*TASK INSTRUCTIONS:*
Filter the records for lines holding the string "ocxo".

*ENTRIES:*
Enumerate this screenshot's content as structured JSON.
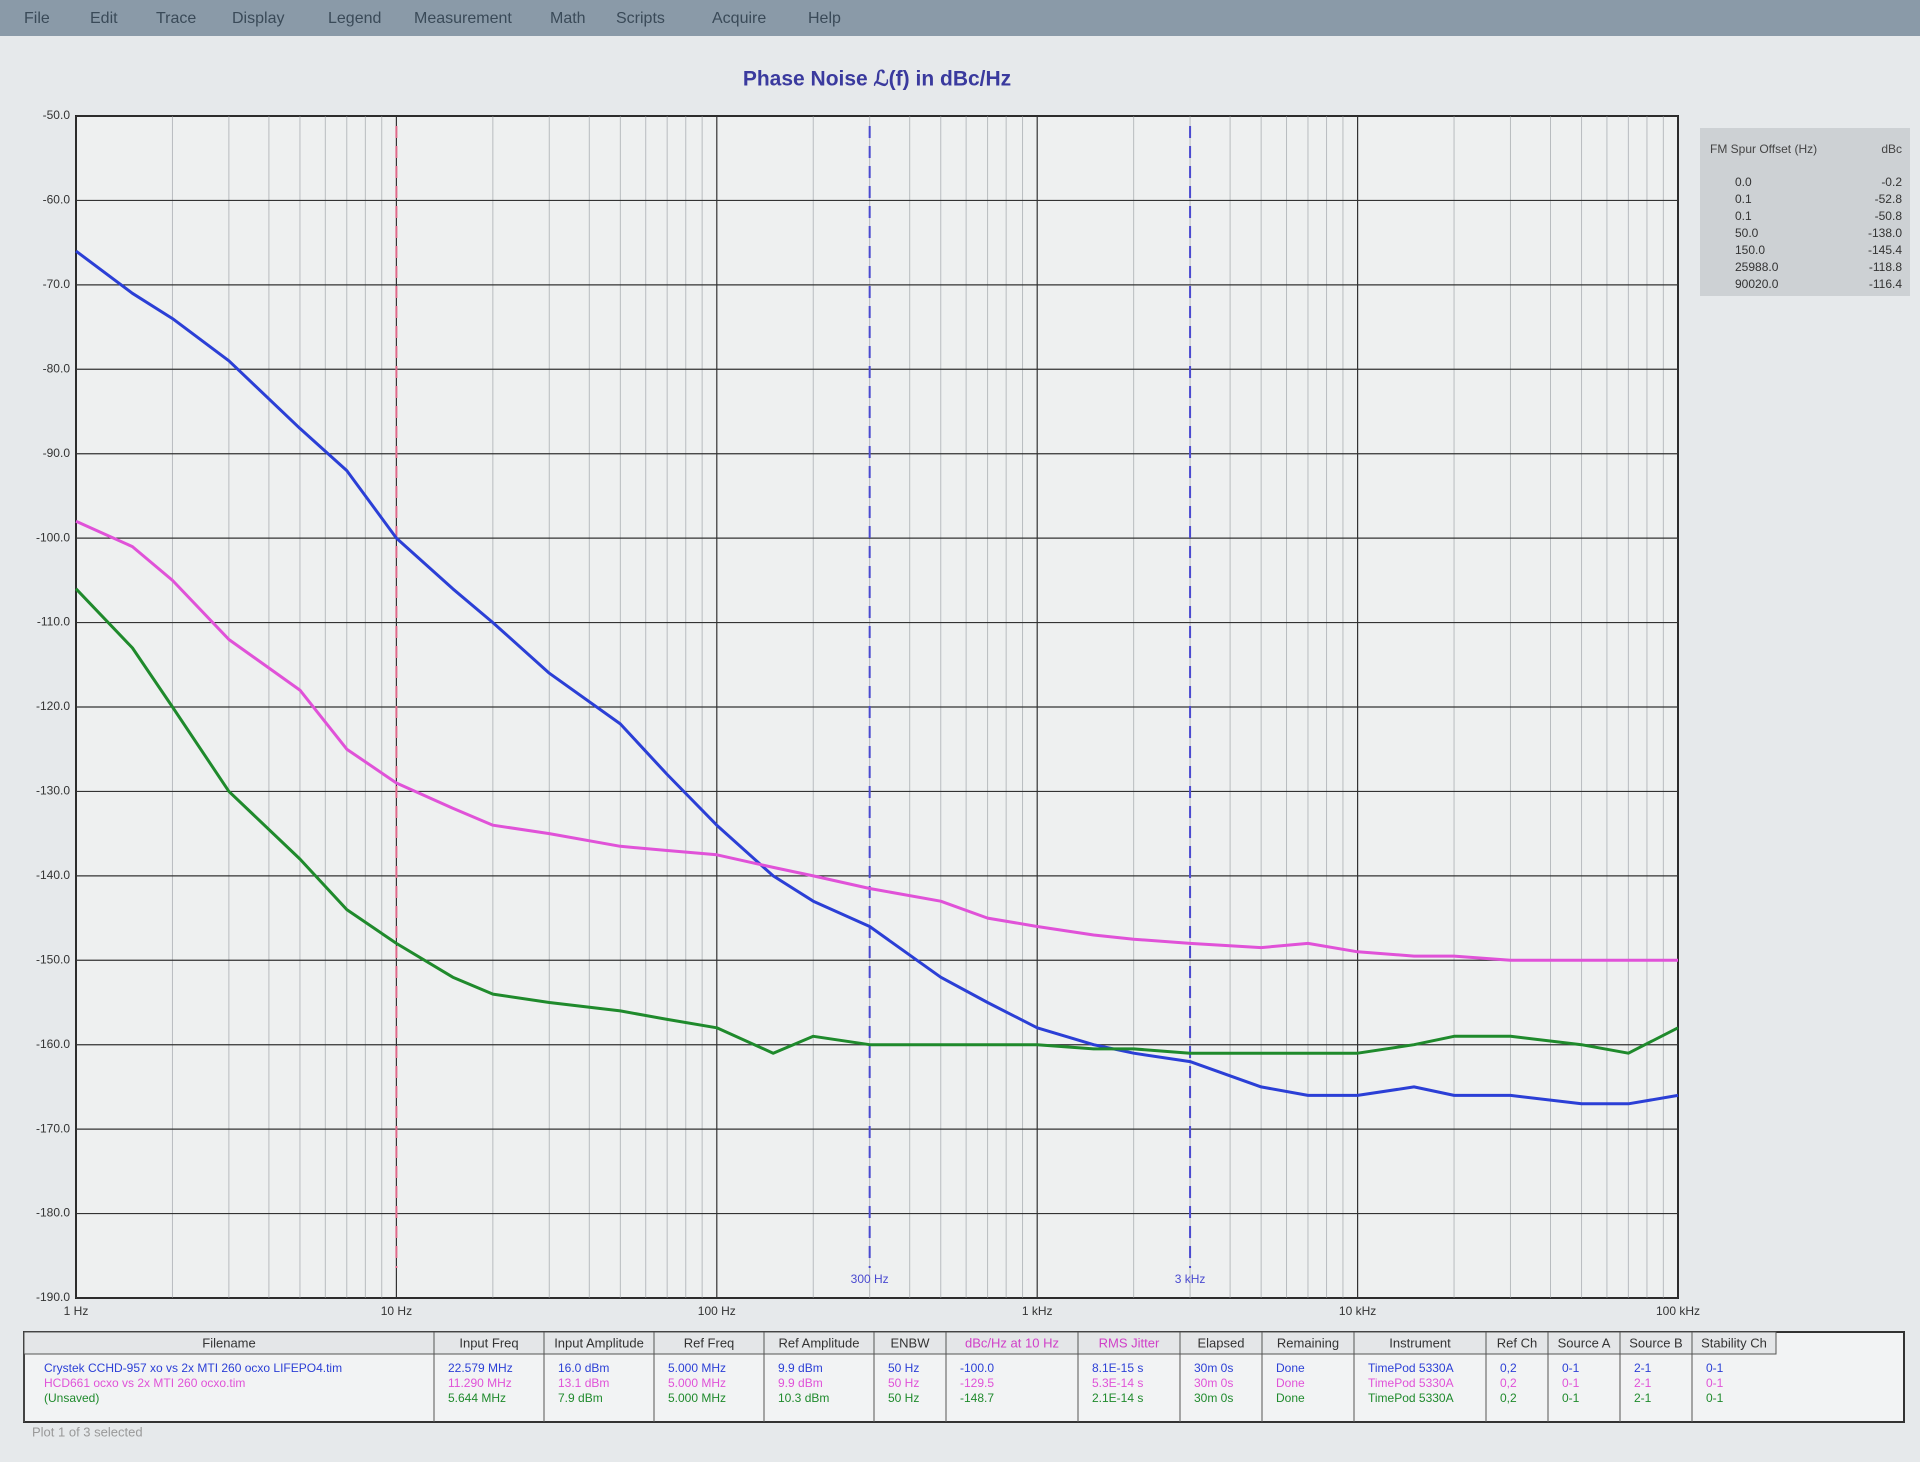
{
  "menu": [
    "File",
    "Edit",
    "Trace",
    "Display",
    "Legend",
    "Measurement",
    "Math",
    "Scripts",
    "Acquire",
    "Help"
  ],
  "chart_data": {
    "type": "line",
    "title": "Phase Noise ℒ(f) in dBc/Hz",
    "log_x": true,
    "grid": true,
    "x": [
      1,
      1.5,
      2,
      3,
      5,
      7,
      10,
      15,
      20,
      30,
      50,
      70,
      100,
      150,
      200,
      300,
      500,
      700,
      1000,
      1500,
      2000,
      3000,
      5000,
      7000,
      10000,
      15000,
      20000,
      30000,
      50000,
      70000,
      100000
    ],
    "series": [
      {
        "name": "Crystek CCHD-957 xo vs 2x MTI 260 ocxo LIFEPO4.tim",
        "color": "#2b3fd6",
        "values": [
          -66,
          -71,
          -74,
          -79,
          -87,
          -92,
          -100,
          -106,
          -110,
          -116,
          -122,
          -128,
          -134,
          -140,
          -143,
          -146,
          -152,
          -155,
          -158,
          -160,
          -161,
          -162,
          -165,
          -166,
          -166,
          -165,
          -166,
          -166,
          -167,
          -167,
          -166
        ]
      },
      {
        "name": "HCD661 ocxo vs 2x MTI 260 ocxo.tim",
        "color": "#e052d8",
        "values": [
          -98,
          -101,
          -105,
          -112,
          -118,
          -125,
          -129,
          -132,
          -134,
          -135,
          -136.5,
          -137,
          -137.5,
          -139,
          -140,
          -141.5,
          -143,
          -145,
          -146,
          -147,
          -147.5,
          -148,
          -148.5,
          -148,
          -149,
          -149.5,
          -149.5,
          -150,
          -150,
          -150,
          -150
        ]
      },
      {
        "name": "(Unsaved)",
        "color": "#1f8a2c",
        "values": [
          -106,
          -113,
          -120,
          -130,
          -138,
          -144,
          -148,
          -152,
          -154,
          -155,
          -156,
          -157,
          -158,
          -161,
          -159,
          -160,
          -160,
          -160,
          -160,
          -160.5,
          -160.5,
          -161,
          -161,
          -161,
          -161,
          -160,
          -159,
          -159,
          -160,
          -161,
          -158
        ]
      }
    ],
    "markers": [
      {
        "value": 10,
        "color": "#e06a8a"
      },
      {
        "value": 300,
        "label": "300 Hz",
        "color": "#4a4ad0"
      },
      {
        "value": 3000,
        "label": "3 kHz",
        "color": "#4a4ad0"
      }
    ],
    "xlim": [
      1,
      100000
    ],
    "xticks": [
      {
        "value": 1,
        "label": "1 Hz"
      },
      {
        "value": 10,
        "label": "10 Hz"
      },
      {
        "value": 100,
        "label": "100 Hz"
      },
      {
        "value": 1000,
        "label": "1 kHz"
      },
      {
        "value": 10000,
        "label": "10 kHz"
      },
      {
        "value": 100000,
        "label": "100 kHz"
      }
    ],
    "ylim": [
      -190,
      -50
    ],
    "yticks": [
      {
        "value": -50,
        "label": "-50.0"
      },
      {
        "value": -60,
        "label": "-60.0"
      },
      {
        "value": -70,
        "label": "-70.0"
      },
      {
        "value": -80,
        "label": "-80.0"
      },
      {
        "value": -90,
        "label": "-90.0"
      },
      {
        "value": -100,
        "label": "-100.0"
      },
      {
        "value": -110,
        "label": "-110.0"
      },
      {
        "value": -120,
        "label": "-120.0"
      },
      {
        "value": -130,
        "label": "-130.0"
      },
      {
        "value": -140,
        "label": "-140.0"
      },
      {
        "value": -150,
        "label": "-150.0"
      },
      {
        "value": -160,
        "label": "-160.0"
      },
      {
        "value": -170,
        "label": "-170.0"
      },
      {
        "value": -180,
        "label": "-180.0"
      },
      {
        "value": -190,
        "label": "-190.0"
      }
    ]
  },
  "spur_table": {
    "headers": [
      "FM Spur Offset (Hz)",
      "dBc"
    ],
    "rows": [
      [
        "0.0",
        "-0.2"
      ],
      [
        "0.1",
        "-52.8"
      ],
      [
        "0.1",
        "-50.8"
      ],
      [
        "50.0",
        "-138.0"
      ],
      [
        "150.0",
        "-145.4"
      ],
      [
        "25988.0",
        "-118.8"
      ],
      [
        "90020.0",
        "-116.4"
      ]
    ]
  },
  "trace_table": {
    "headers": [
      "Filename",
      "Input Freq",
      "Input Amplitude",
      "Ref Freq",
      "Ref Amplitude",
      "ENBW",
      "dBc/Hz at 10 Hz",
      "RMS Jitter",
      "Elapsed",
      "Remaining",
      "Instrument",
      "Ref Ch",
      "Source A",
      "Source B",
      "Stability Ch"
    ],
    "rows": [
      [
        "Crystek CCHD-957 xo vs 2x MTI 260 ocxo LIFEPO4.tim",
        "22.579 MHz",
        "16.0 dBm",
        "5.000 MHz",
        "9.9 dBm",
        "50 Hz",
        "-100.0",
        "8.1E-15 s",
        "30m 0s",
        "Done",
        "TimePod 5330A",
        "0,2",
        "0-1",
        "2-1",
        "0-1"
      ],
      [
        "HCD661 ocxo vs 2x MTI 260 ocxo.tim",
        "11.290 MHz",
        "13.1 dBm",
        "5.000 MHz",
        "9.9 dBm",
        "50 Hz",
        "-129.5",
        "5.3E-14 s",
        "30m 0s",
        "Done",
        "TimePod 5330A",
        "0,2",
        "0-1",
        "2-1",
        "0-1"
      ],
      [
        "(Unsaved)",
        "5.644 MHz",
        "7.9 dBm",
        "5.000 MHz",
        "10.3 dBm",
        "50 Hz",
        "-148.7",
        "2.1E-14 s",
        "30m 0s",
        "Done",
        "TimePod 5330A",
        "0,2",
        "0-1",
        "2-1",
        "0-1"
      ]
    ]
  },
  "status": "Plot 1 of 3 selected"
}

---

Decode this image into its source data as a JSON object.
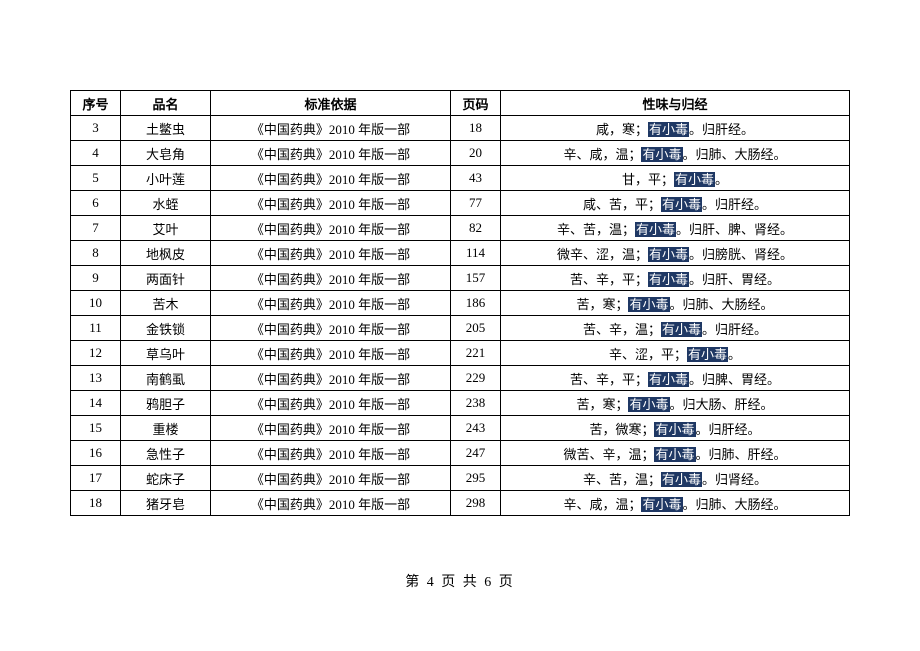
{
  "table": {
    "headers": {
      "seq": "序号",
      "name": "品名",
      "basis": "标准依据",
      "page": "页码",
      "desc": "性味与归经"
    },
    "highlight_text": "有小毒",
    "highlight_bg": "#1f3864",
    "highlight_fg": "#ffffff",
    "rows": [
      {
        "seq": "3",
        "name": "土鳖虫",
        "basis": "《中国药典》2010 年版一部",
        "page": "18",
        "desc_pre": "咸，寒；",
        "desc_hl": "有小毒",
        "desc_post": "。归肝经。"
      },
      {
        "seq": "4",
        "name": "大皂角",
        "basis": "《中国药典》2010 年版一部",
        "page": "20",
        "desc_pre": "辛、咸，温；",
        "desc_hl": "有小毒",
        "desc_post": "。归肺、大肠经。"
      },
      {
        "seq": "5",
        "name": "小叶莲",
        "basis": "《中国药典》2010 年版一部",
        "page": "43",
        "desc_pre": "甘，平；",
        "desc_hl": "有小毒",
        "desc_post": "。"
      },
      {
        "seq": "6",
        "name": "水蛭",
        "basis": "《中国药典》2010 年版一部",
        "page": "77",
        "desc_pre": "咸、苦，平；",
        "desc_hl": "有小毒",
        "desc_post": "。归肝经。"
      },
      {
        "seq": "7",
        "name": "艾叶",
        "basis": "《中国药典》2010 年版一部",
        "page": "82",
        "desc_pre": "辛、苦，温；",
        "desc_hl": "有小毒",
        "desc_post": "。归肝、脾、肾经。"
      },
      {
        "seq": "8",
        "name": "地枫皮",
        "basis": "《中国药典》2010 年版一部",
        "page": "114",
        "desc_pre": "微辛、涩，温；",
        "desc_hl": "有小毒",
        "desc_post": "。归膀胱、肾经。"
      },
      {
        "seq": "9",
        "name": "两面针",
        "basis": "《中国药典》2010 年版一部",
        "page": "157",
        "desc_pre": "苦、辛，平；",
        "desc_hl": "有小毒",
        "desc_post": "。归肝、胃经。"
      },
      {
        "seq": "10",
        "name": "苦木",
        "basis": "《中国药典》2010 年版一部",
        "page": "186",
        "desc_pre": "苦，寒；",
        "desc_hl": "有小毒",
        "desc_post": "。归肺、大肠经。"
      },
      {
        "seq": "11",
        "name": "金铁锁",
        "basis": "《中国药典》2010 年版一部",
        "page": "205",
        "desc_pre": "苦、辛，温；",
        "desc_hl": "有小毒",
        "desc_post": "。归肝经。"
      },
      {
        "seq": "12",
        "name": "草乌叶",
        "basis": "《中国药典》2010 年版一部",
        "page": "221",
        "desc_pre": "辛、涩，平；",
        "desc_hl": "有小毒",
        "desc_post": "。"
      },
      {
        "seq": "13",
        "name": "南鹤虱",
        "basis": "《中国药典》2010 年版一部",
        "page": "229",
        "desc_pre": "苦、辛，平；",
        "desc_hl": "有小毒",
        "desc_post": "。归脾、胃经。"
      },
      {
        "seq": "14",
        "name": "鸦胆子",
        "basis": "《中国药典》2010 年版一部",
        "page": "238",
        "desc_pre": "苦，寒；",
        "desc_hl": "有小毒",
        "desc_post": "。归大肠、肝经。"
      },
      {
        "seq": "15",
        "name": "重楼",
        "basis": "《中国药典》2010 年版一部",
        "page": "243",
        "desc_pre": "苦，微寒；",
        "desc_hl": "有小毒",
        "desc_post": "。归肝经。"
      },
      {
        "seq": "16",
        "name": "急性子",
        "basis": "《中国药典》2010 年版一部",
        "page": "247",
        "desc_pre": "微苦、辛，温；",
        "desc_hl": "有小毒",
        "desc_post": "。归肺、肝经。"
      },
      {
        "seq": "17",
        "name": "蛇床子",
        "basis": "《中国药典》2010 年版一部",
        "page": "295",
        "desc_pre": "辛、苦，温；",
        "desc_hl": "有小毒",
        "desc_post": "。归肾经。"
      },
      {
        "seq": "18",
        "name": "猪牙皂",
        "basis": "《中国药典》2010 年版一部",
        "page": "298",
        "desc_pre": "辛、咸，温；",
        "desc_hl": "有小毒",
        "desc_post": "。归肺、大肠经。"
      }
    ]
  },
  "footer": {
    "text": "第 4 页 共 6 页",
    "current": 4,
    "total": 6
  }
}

*EXERCISE RESPONSE:*
        "name": "Crystek CCHD-957 xo vs 2x MTI 260 ocxo LIFEPO4.tim",
        "name": "HCD661 ocxo vs 2x MTI 260 ocxo.tim",
        "Crystek CCHD-957 xo vs 2x MTI 260 ocxo LIFEPO4.tim",
        "HCD661 ocxo vs 2x MTI 260 ocxo.tim",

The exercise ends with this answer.